## Given problem
Reproduce, without any changes, the lines beginning with the one that contains "- trigger-channel[interactable]: 1: [614, 4, 621, 18]" and ending with the one that contains "- measurement-max-level-value: -2.4dB: [196, 411, 234, 425]", both included, and give no other lines.
# # # # #
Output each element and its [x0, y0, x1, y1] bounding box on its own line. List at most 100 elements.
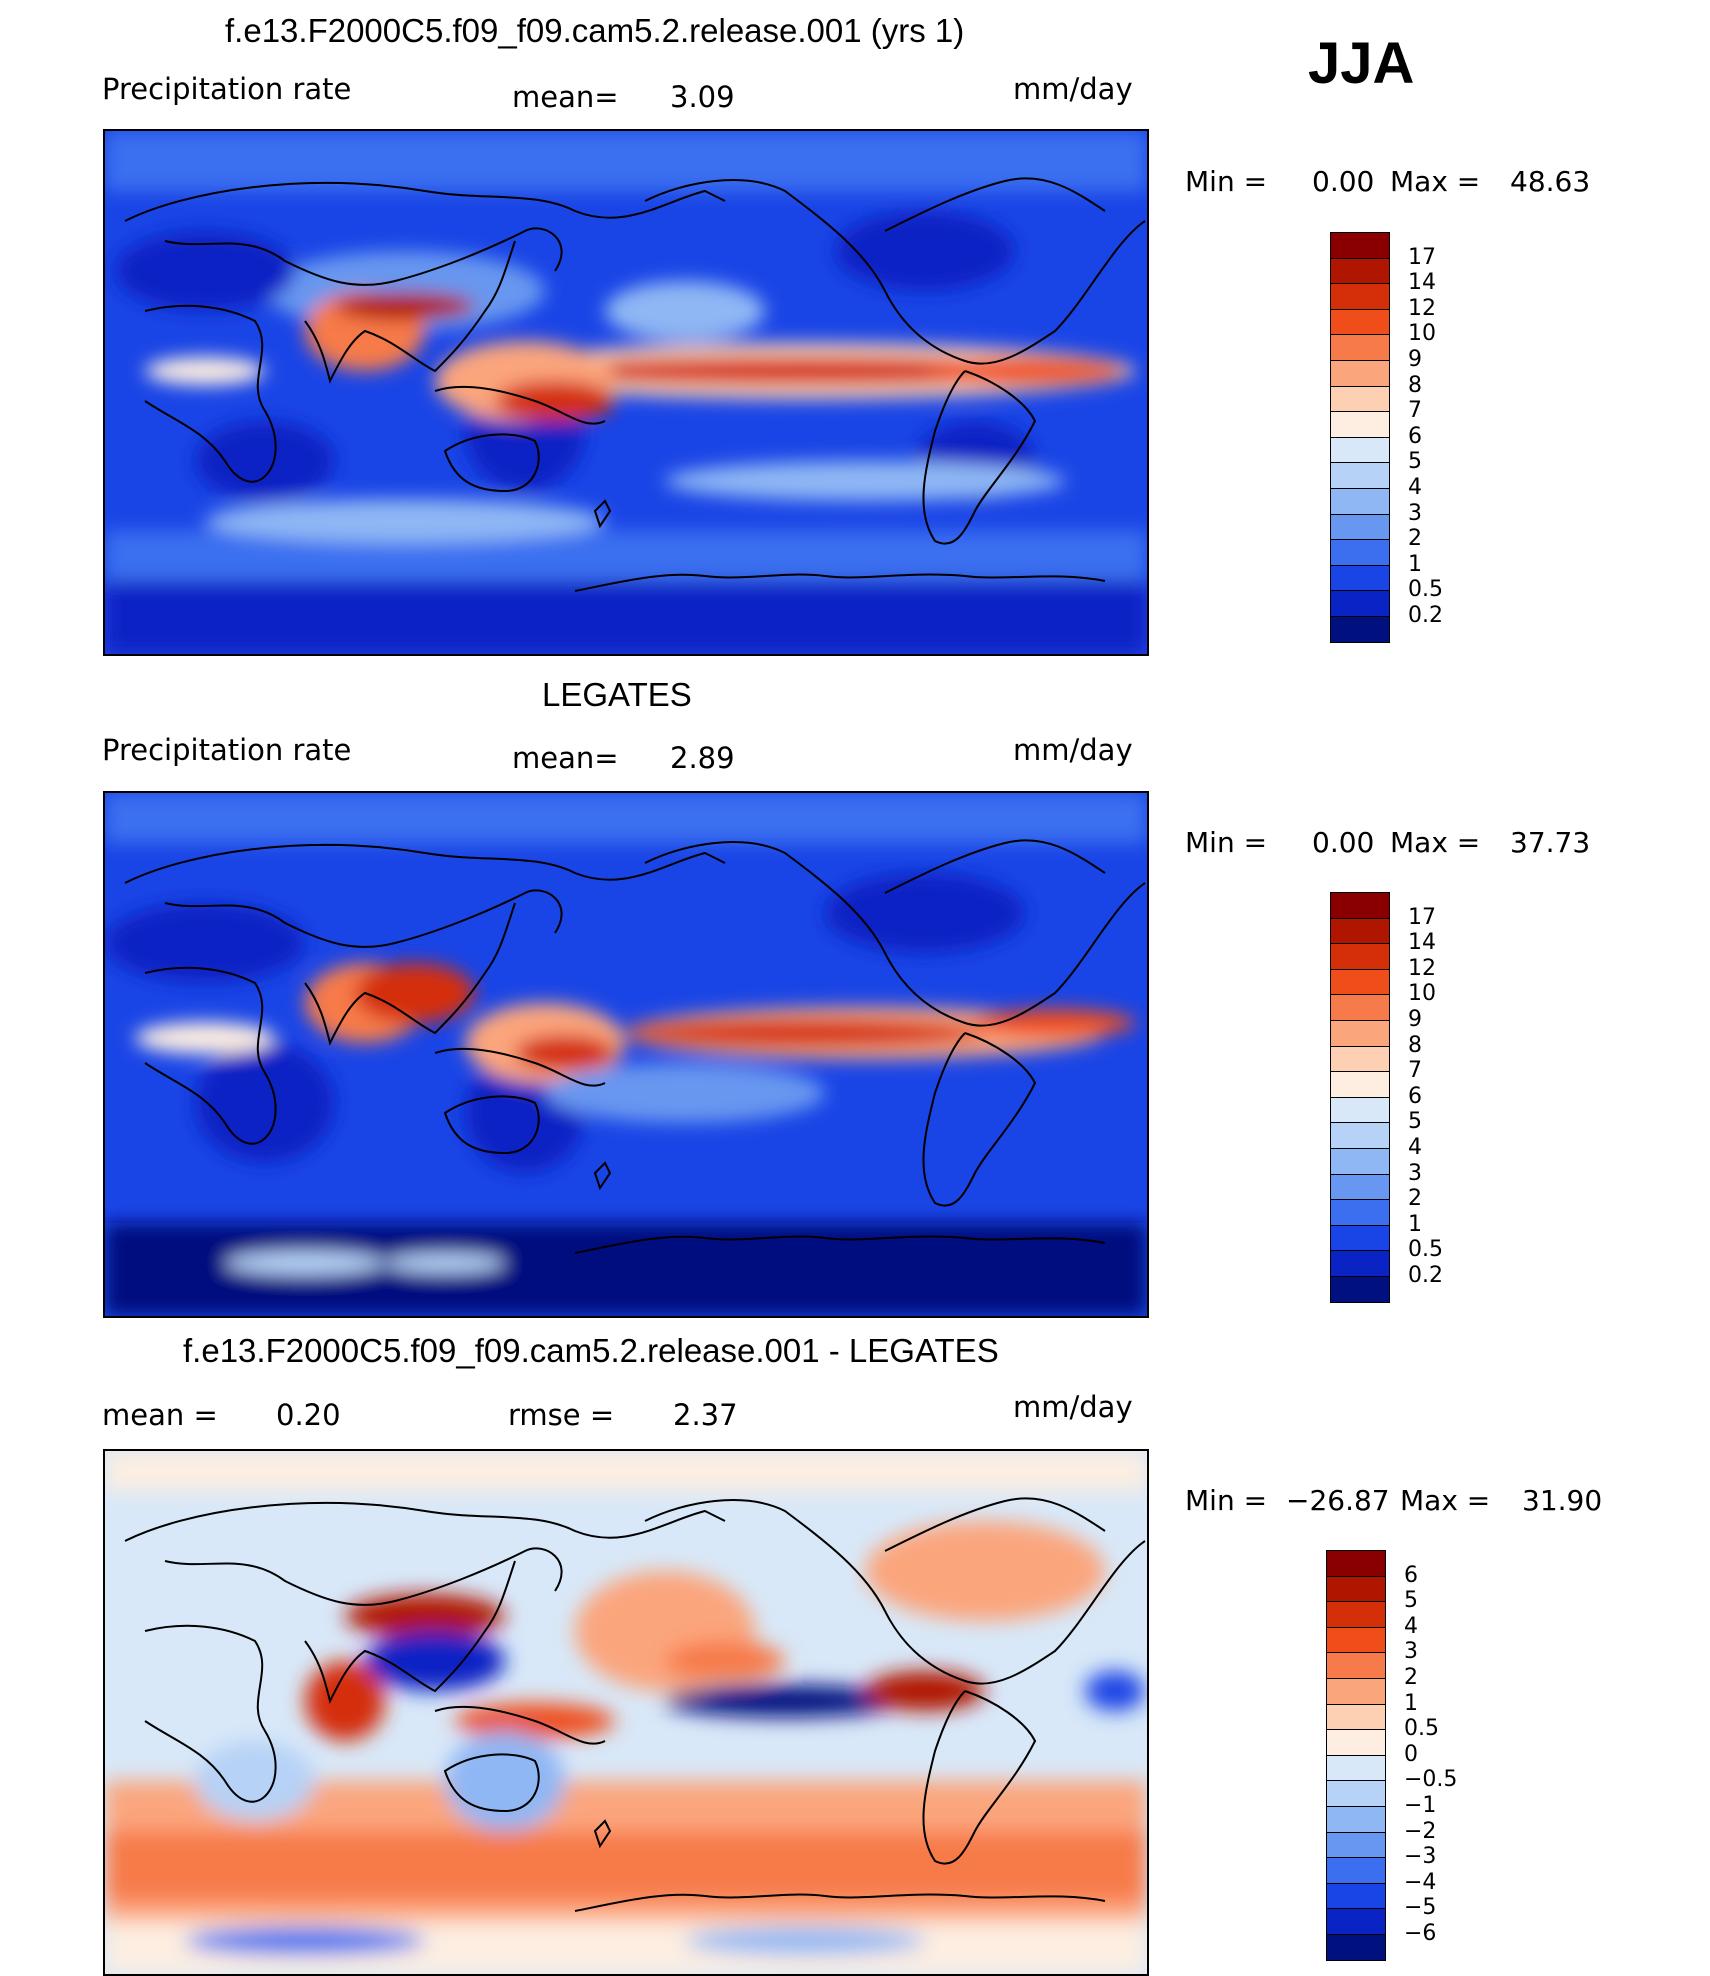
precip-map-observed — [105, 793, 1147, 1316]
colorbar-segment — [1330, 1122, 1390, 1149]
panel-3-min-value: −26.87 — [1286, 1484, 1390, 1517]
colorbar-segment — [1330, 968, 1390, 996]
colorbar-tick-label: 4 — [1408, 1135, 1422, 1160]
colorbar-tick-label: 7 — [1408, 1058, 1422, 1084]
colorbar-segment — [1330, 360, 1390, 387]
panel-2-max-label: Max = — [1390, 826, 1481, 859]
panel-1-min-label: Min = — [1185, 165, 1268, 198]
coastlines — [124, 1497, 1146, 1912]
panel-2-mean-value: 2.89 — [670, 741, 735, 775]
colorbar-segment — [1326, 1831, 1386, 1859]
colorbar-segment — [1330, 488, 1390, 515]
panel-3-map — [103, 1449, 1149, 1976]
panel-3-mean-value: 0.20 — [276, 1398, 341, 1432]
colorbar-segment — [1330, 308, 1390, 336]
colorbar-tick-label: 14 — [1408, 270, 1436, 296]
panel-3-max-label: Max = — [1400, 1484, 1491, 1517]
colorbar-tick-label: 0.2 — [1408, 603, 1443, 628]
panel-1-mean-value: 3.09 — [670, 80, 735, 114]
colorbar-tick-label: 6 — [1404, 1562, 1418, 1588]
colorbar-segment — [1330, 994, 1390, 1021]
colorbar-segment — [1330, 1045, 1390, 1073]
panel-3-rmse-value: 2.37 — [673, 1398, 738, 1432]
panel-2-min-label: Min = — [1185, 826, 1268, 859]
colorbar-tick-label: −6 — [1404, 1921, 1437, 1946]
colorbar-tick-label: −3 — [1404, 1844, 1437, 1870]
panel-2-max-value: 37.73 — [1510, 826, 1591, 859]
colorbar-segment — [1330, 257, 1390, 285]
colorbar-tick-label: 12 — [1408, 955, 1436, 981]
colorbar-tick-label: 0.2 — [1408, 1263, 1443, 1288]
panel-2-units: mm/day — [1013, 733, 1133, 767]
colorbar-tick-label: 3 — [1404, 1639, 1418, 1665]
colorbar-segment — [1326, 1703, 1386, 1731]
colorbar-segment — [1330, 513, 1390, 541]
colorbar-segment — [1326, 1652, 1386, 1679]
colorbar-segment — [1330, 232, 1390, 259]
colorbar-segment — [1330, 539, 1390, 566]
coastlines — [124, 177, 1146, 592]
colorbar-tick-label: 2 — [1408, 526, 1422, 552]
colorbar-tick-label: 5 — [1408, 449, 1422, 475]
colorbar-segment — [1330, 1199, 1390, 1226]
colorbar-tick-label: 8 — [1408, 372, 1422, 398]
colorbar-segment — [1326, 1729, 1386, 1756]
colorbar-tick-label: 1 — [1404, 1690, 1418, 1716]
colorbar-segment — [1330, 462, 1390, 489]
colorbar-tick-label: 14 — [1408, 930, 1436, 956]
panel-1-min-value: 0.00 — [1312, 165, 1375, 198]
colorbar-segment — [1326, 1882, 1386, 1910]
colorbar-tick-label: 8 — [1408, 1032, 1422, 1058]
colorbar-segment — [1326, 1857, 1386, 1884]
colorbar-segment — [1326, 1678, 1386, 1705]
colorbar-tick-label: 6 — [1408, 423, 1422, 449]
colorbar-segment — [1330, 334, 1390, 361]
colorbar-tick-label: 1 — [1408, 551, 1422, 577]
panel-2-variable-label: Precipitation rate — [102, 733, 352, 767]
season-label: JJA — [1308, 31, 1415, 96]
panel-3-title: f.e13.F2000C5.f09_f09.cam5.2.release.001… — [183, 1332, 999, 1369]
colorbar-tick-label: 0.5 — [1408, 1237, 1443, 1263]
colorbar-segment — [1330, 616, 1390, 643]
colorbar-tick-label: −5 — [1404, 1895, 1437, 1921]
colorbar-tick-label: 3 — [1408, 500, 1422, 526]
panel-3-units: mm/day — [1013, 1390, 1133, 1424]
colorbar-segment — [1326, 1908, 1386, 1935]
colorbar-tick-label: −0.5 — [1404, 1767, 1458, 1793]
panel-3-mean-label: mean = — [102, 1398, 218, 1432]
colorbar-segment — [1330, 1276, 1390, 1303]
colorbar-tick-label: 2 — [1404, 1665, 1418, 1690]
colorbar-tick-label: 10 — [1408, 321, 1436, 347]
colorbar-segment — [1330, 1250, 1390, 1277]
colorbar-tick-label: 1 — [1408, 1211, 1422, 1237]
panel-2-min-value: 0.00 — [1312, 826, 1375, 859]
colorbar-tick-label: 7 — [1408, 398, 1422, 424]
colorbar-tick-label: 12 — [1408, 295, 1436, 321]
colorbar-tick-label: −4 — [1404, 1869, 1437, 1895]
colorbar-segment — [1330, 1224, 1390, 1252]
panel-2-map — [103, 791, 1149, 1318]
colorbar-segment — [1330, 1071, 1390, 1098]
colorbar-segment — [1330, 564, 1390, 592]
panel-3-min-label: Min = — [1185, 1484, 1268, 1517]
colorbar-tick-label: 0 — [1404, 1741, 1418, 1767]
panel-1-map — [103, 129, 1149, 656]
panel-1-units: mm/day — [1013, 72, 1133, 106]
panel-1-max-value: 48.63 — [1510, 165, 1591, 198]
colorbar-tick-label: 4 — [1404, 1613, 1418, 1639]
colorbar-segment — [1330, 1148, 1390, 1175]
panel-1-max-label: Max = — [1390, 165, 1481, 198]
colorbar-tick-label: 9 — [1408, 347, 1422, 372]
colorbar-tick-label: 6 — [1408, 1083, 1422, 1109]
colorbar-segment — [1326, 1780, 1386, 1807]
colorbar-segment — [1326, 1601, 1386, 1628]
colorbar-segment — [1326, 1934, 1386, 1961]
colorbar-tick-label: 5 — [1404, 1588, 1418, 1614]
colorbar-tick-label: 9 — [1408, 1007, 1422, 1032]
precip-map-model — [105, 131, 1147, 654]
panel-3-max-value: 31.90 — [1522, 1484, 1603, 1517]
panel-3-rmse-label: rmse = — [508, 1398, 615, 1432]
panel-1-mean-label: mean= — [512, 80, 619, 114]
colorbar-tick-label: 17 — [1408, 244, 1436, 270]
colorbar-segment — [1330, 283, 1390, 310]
# # # # #
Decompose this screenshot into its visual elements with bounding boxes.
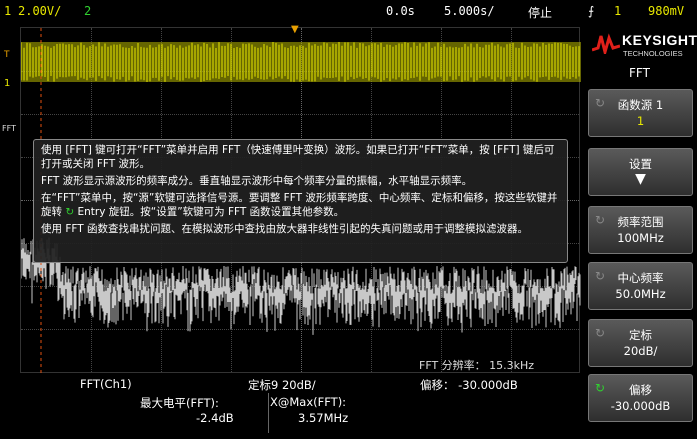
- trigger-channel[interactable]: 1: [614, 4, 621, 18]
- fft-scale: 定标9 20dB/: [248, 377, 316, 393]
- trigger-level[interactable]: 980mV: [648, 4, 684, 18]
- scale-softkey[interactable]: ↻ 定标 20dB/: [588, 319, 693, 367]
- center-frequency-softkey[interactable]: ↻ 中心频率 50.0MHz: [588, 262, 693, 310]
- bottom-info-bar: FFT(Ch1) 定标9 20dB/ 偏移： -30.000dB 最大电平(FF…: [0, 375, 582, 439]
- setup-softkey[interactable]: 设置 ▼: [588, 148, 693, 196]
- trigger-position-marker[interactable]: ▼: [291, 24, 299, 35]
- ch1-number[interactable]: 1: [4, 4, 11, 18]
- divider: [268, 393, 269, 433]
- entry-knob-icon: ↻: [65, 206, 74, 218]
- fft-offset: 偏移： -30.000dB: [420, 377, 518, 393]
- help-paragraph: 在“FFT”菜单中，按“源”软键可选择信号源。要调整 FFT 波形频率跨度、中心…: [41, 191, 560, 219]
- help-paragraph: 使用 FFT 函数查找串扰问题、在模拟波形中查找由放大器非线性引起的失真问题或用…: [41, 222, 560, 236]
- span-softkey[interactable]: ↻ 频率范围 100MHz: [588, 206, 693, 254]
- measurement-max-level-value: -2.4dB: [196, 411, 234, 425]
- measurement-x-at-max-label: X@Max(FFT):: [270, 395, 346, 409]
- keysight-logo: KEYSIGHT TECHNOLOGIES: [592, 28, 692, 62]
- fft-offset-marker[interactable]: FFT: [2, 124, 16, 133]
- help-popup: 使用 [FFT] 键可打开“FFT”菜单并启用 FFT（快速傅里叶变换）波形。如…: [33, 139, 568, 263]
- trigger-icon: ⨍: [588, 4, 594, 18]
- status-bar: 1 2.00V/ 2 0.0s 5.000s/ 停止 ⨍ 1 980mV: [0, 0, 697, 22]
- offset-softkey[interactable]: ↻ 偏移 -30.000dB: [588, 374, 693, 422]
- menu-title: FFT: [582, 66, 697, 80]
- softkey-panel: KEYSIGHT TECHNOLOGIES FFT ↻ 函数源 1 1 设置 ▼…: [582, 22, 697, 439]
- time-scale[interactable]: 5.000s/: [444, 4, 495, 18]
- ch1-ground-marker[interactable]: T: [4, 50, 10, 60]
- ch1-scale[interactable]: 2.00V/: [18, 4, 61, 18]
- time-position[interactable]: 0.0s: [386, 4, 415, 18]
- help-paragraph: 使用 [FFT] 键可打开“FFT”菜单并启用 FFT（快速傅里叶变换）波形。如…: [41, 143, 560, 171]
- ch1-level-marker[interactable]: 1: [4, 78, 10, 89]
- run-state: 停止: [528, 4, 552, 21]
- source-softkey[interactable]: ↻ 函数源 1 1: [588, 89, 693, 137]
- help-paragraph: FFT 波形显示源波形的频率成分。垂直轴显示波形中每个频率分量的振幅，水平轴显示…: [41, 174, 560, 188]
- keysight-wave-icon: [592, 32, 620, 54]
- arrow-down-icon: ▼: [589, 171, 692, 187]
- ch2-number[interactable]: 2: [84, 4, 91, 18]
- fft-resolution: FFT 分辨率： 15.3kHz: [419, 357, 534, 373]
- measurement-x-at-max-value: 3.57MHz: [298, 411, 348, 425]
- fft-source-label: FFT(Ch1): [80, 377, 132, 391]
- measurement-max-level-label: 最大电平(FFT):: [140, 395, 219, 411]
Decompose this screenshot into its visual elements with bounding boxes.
# # # # #
## Exercise answer
- trigger-channel[interactable]: 1: [614, 4, 621, 18]
- fft-scale: 定标9 20dB/: [248, 377, 316, 393]
- trigger-level[interactable]: 980mV: [648, 4, 684, 18]
- scale-softkey[interactable]: ↻ 定标 20dB/: [588, 319, 693, 367]
- center-frequency-softkey[interactable]: ↻ 中心频率 50.0MHz: [588, 262, 693, 310]
- bottom-info-bar: FFT(Ch1) 定标9 20dB/ 偏移： -30.000dB 最大电平(FF…: [0, 375, 582, 439]
- setup-softkey[interactable]: 设置 ▼: [588, 148, 693, 196]
- trigger-position-marker[interactable]: ▼: [291, 24, 299, 35]
- ch1-number[interactable]: 1: [4, 4, 11, 18]
- divider: [268, 393, 269, 433]
- entry-knob-icon: ↻: [65, 206, 74, 218]
- fft-offset: 偏移： -30.000dB: [420, 377, 518, 393]
- help-paragraph: 在“FFT”菜单中，按“源”软键可选择信号源。要调整 FFT 波形频率跨度、中心…: [41, 191, 560, 219]
- help-paragraph: 使用 FFT 函数查找串扰问题、在模拟波形中查找由放大器非线性引起的失真问题或用…: [41, 222, 560, 236]
- span-softkey[interactable]: ↻ 频率范围 100MHz: [588, 206, 693, 254]
- measurement-max-level-value: -2.4dB: [196, 411, 234, 425]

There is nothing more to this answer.